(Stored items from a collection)
**********

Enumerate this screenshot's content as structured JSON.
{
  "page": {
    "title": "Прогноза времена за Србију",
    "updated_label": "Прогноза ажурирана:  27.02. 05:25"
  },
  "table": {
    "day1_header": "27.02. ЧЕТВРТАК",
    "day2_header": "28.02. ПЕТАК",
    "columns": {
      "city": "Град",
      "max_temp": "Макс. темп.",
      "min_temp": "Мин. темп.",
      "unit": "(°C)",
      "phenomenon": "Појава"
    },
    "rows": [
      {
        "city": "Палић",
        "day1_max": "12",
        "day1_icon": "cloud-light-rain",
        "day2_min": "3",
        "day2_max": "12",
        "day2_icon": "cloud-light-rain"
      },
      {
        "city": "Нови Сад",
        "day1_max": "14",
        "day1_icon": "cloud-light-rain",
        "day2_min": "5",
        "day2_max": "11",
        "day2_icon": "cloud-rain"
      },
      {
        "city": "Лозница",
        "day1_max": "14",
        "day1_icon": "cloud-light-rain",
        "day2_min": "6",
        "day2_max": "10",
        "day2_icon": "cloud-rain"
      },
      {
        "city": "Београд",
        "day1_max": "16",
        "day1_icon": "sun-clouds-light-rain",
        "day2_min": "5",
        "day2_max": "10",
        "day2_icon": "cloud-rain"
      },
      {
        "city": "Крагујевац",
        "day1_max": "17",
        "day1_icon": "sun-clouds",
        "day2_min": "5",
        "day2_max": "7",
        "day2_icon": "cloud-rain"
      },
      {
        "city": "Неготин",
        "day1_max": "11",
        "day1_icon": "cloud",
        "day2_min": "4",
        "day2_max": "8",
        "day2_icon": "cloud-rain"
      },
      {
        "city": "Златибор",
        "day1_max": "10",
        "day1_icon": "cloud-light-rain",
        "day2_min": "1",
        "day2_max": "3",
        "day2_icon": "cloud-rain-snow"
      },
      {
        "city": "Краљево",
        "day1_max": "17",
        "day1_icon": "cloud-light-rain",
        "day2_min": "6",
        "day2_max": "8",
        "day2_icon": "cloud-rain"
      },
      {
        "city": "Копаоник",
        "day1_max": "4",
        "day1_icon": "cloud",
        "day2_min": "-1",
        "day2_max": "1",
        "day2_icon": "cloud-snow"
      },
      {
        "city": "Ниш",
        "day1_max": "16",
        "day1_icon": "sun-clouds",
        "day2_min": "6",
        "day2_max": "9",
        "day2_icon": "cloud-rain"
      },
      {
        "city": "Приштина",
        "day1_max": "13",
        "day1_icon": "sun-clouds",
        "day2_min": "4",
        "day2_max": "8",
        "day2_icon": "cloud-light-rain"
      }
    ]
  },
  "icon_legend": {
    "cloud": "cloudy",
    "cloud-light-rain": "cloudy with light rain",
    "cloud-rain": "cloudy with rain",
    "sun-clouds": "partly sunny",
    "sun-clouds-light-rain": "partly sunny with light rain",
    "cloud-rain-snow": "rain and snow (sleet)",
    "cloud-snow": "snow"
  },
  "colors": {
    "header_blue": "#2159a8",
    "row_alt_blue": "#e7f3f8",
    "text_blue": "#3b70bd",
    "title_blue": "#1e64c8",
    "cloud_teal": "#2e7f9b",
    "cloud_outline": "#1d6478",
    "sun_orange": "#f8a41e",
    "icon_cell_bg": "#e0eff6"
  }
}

**********

_Goal:_ Take every line from the data that contains the word "Прогноза".

_Answer below:_
    "title": "Прогноза времена за Србију",
    "updated_label": "Прогноза ажурирана:  27.02. 05:25"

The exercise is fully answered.